* [WHAT IS NEEDED]: Make an exact copy of the records, dropping all pictures.
-- begin ITEMS --
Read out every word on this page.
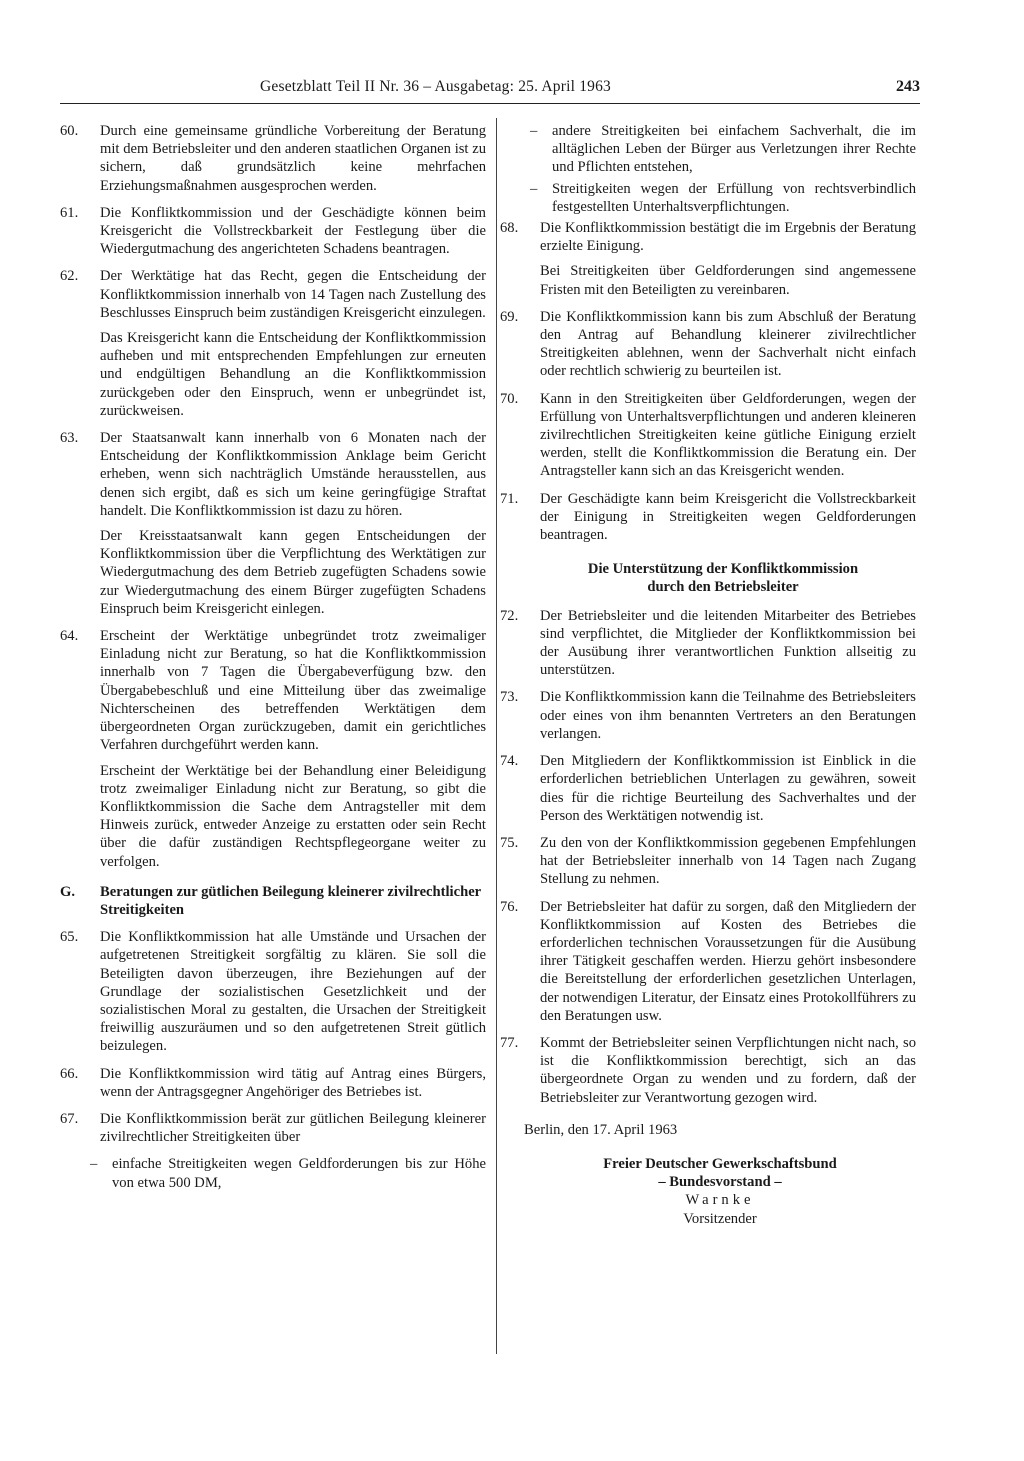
Gesetzblatt Teil II Nr. 36 – Ausgabetag: 25. April 1963	243
60. Durch eine gemeinsame gründliche Vorbereitung der Beratung mit dem Betriebsleiter und den anderen staatlichen Organen ist zu sichern, daß grundsätzlich keine mehrfachen Erziehungsmaßnahmen ausgesprochen werden.

61. Die Konfliktkommission und der Geschädigte können beim Kreisgericht die Vollstreckbarkeit der Festlegung über die Wiedergutmachung des angerichteten Schadens beantragen.

62. Der Werktätige hat das Recht, gegen die Entscheidung der Konfliktkommission innerhalb von 14 Tagen nach Zustellung des Beschlusses Einspruch beim zuständigen Kreisgericht einzulegen.

Das Kreisgericht kann die Entscheidung der Konfliktkommission aufheben und mit entsprechenden Empfehlungen zur erneuten und endgültigen Behandlung an die Konfliktkommission zurückgeben oder den Einspruch, wenn er unbegründet ist, zurückweisen.

63. Der Staatsanwalt kann innerhalb von 6 Monaten nach der Entscheidung der Konfliktkommission Anklage beim Gericht erheben, wenn sich nachträglich Umstände herausstellen, aus denen sich ergibt, daß es sich um keine geringfügige Straftat handelt. Die Konfliktkommission ist dazu zu hören.

Der Kreisstaatsanwalt kann gegen Entscheidungen der Konfliktkommission über die Verpflichtung des Werktätigen zur Wiedergutmachung des dem Betrieb zugefügten Schadens sowie zur Wiedergutmachung des einem Bürger zugefügten Schadens Einspruch beim Kreisgericht einlegen.

64. Erscheint der Werktätige unbegründet trotz zweimaliger Einladung nicht zur Beratung, so hat die Konfliktkommission innerhalb von 7 Tagen die Übergabeverfügung bzw. den Übergabebeschluß und eine Mitteilung über das zweimalige Nichterscheinen des betreffenden Werktätigen dem übergeordneten Organ zurückzugeben, damit ein gerichtliches Verfahren durchgeführt werden kann.

Erscheint der Werktätige bei der Behandlung einer Beleidigung trotz zweimaliger Einladung nicht zur Beratung, so gibt die Konfliktkommission die Sache dem Antragsteller mit dem Hinweis zurück, entweder Anzeige zu erstatten oder sein Recht über die dafür zuständigen Rechtspflegeorgane weiter zu verfolgen.

G. Beratungen zur gütlichen Beilegung kleinerer zivilrechtlicher Streitigkeiten
65. Die Konfliktkommission hat alle Umstände und Ursachen der aufgetretenen Streitigkeit sorgfältig zu klären. Sie soll die Beteiligten davon überzeugen, ihre Beziehungen auf der Grundlage der sozialistischen Gesetzlichkeit und der sozialistischen Moral zu gestalten, die Ursachen der Streitigkeit freiwillig auszuräumen und so den aufgetretenen Streit gütlich beizulegen.

66. Die Konfliktkommission wird tätig auf Antrag eines Bürgers, wenn der Antragsgegner Angehöriger des Betriebes ist.

67. Die Konfliktkommission berät zur gütlichen Beilegung kleinerer zivilrechtlicher Streitigkeiten über

– einfache Streitigkeiten wegen Geldforderungen bis zur Höhe von etwa 500 DM,
– andere Streitigkeiten bei einfachem Sachverhalt, die im alltäglichen Leben der Bürger aus Verletzungen ihrer Rechte und Pflichten entstehen,
– Streitigkeiten wegen der Erfüllung von rechtsverbindlich festgestellten Unterhaltsverpflichtungen.
68. Die Konfliktkommission bestätigt die im Ergebnis der Beratung erzielte Einigung.

Bei Streitigkeiten über Geldforderungen sind angemessene Fristen mit den Beteiligten zu vereinbaren.

69. Die Konfliktkommission kann bis zum Abschluß der Beratung den Antrag auf Behandlung kleinerer zivilrechtlicher Streitigkeiten ablehnen, wenn der Sachverhalt nicht einfach oder rechtlich schwierig zu beurteilen ist.

70. Kann in den Streitigkeiten über Geldforderungen, wegen der Erfüllung von Unterhaltsverpflichtungen und anderen kleineren zivilrechtlichen Streitigkeiten keine gütliche Einigung erzielt werden, stellt die Konfliktkommission die Beratung ein. Der Antragsteller kann sich an das Kreisgericht wenden.

71. Der Geschädigte kann beim Kreisgericht die Vollstreckbarkeit der Einigung in Streitigkeiten wegen Geldforderungen beantragen.

Die Unterstützung der Konfliktkommission
durch den Betriebsleiter
72. Der Betriebsleiter und die leitenden Mitarbeiter des Betriebes sind verpflichtet, die Mitglieder der Konfliktkommission bei der Ausübung ihrer verantwortlichen Funktion allseitig zu unterstützen.

73. Die Konfliktkommission kann die Teilnahme des Betriebsleiters oder eines von ihm benannten Vertreters an den Beratungen verlangen.

74. Den Mitgliedern der Konfliktkommission ist Einblick in die erforderlichen betrieblichen Unterlagen zu gewähren, soweit dies für die richtige Beurteilung des Sachverhaltes und der Person des Werktätigen notwendig ist.

75. Zu den von der Konfliktkommission gegebenen Empfehlungen hat der Betriebsleiter innerhalb von 14 Tagen nach Zugang Stellung zu nehmen.

76. Der Betriebsleiter hat dafür zu sorgen, daß den Mitgliedern der Konfliktkommission auf Kosten des Betriebes die erforderlichen technischen Voraussetzungen für die Ausübung ihrer Tätigkeit geschaffen werden. Hierzu gehört insbesondere die Bereitstellung der erforderlichen gesetzlichen Unterlagen, der notwendigen Literatur, der Einsatz eines Protokollführers zu den Beratungen usw.

77. Kommt der Betriebsleiter seinen Verpflichtungen nicht nach, so ist die Konfliktkommission berechtigt, sich an das übergeordnete Organ zu wenden und zu fordern, daß der Betriebsleiter zur Verantwortung gezogen wird.

Berlin, den 17. April 1963
Freier Deutscher Gewerkschaftsbund
– Bundesvorstand –
Warnke
Vorsitzender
-- end ITEMS --
* [SOLUTION TO THIS TASK]:
Read out every word on this page.
Gesetzblatt Teil II Nr. 36 – Ausgabetag: 25. April 1963	243
60. Durch eine gemeinsame gründliche Vorbereitung der Beratung mit dem Betriebsleiter und den anderen staatlichen Organen ist zu sichern, daß grundsätzlich keine mehrfachen Erziehungsmaßnahmen ausgesprochen werden.

61. Die Konfliktkommission und der Geschädigte können beim Kreisgericht die Vollstreckbarkeit der Festlegung über die Wiedergutmachung des angerichteten Schadens beantragen.

62. Der Werktätige hat das Recht, gegen die Entscheidung der Konfliktkommission innerhalb von 14 Tagen nach Zustellung des Beschlusses Einspruch beim zuständigen Kreisgericht einzulegen.

Das Kreisgericht kann die Entscheidung der Konfliktkommission aufheben und mit entsprechenden Empfehlungen zur erneuten und endgültigen Behandlung an die Konfliktkommission zurückgeben oder den Einspruch, wenn er unbegründet ist, zurückweisen.

63. Der Staatsanwalt kann innerhalb von 6 Monaten nach der Entscheidung der Konfliktkommission Anklage beim Gericht erheben, wenn sich nachträglich Umstände herausstellen, aus denen sich ergibt, daß es sich um keine geringfügige Straftat handelt. Die Konfliktkommission ist dazu zu hören.

Der Kreisstaatsanwalt kann gegen Entscheidungen der Konfliktkommission über die Verpflichtung des Werktätigen zur Wiedergutmachung des dem Betrieb zugefügten Schadens sowie zur Wiedergutmachung des einem Bürger zugefügten Schadens Einspruch beim Kreisgericht einlegen.

64. Erscheint der Werktätige unbegründet trotz zweimaliger Einladung nicht zur Beratung, so hat die Konfliktkommission innerhalb von 7 Tagen die Übergabeverfügung bzw. den Übergabebeschluß und eine Mitteilung über das zweimalige Nichterscheinen des betreffenden Werktätigen dem übergeordneten Organ zurückzugeben, damit ein gerichtliches Verfahren durchgeführt werden kann.

Erscheint der Werktätige bei der Behandlung einer Beleidigung trotz zweimaliger Einladung nicht zur Beratung, so gibt die Konfliktkommission die Sache dem Antragsteller mit dem Hinweis zurück, entweder Anzeige zu erstatten oder sein Recht über die dafür zuständigen Rechtspflegeorgane weiter zu verfolgen.

G. Beratungen zur gütlichen Beilegung kleinerer zivilrechtlicher Streitigkeiten
65. Die Konfliktkommission hat alle Umstände und Ursachen der aufgetretenen Streitigkeit sorgfältig zu klären. Sie soll die Beteiligten davon überzeugen, ihre Beziehungen auf der Grundlage der sozialistischen Gesetzlichkeit und der sozialistischen Moral zu gestalten, die Ursachen der Streitigkeit freiwillig auszuräumen und so den aufgetretenen Streit gütlich beizulegen.

66. Die Konfliktkommission wird tätig auf Antrag eines Bürgers, wenn der Antragsgegner Angehöriger des Betriebes ist.

67. Die Konfliktkommission berät zur gütlichen Beilegung kleinerer zivilrechtlicher Streitigkeiten über

– einfache Streitigkeiten wegen Geldforderungen bis zur Höhe von etwa 500 DM,
– andere Streitigkeiten bei einfachem Sachverhalt, die im alltäglichen Leben der Bürger aus Verletzungen ihrer Rechte und Pflichten entstehen,
– Streitigkeiten wegen der Erfüllung von rechtsverbindlich festgestellten Unterhaltsverpflichtungen.
68. Die Konfliktkommission bestätigt die im Ergebnis der Beratung erzielte Einigung.

Bei Streitigkeiten über Geldforderungen sind angemessene Fristen mit den Beteiligten zu vereinbaren.

69. Die Konfliktkommission kann bis zum Abschluß der Beratung den Antrag auf Behandlung kleinerer zivilrechtlicher Streitigkeiten ablehnen, wenn der Sachverhalt nicht einfach oder rechtlich schwierig zu beurteilen ist.

70. Kann in den Streitigkeiten über Geldforderungen, wegen der Erfüllung von Unterhaltsverpflichtungen und anderen kleineren zivilrechtlichen Streitigkeiten keine gütliche Einigung erzielt werden, stellt die Konfliktkommission die Beratung ein. Der Antragsteller kann sich an das Kreisgericht wenden.

71. Der Geschädigte kann beim Kreisgericht die Vollstreckbarkeit der Einigung in Streitigkeiten wegen Geldforderungen beantragen.

Die Unterstützung der Konfliktkommission
durch den Betriebsleiter
72. Der Betriebsleiter und die leitenden Mitarbeiter des Betriebes sind verpflichtet, die Mitglieder der Konfliktkommission bei der Ausübung ihrer verantwortlichen Funktion allseitig zu unterstützen.

73. Die Konfliktkommission kann die Teilnahme des Betriebsleiters oder eines von ihm benannten Vertreters an den Beratungen verlangen.

74. Den Mitgliedern der Konfliktkommission ist Einblick in die erforderlichen betrieblichen Unterlagen zu gewähren, soweit dies für die richtige Beurteilung des Sachverhaltes und der Person des Werktätigen notwendig ist.

75. Zu den von der Konfliktkommission gegebenen Empfehlungen hat der Betriebsleiter innerhalb von 14 Tagen nach Zugang Stellung zu nehmen.

76. Der Betriebsleiter hat dafür zu sorgen, daß den Mitgliedern der Konfliktkommission auf Kosten des Betriebes die erforderlichen technischen Voraussetzungen für die Ausübung ihrer Tätigkeit geschaffen werden. Hierzu gehört insbesondere die Bereitstellung der erforderlichen gesetzlichen Unterlagen, der notwendigen Literatur, der Einsatz eines Protokollführers zu den Beratungen usw.

77. Kommt der Betriebsleiter seinen Verpflichtungen nicht nach, so ist die Konfliktkommission berechtigt, sich an das übergeordnete Organ zu wenden und zu fordern, daß der Betriebsleiter zur Verantwortung gezogen wird.

Berlin, den 17. April 1963
Freier Deutscher Gewerkschaftsbund
– Bundesvorstand –
Warnke
Vorsitzender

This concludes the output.